▸ WHAT THE EXERCISE ASKS
Tally the lines that include the word "Lombroso" and reply with nothing but the total.

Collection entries
* Start *
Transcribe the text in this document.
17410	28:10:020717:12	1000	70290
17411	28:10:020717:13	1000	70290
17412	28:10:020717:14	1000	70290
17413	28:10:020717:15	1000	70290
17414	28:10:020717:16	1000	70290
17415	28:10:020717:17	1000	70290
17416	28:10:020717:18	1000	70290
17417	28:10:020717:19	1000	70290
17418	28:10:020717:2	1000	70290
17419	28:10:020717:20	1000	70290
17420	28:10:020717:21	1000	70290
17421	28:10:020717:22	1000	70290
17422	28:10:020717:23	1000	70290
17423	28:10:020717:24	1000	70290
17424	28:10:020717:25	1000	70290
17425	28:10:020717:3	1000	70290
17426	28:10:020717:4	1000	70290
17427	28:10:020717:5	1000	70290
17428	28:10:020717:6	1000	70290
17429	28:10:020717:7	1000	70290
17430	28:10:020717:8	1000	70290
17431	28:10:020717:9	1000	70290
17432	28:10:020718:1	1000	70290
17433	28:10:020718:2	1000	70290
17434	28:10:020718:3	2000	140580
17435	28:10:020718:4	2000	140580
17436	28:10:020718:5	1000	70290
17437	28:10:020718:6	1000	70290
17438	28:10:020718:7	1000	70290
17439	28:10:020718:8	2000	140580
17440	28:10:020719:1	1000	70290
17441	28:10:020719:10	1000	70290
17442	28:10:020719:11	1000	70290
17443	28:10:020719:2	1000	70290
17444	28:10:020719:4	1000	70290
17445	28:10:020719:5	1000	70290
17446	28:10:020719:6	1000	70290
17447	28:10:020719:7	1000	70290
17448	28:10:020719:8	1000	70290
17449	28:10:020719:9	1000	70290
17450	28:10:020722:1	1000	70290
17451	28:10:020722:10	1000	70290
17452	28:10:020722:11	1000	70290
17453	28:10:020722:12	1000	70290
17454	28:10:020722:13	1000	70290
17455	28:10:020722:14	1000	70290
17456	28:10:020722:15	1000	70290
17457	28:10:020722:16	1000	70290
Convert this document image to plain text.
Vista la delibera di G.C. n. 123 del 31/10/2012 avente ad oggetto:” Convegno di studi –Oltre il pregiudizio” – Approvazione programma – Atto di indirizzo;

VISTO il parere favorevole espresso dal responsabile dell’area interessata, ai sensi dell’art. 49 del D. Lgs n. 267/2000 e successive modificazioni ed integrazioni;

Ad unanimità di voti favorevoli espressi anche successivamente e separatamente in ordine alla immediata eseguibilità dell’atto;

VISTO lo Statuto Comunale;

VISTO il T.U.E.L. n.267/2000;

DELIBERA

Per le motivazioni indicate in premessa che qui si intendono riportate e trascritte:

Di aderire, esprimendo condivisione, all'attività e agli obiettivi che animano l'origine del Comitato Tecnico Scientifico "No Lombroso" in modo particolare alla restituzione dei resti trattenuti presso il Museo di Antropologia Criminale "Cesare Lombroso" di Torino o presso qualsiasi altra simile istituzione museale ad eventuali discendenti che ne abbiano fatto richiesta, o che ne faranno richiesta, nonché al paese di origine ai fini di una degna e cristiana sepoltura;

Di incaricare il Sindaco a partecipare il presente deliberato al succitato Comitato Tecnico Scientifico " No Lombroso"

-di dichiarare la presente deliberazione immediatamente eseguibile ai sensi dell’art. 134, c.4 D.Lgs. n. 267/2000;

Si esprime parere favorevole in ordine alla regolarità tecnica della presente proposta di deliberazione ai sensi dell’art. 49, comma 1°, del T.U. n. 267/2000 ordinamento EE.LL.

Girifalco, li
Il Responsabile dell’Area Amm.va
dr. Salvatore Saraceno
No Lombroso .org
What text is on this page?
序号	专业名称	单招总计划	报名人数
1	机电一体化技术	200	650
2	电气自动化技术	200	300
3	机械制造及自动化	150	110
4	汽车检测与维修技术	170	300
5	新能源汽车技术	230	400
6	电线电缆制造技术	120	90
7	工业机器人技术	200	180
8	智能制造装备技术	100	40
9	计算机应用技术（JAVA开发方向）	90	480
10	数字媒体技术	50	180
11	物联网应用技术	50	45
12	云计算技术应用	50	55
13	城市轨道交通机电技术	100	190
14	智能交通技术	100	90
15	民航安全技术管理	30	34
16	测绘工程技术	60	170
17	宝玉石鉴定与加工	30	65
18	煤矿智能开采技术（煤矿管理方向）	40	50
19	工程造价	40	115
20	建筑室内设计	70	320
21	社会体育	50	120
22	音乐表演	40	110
* End *
▸ COMPLETE OUTPUT
3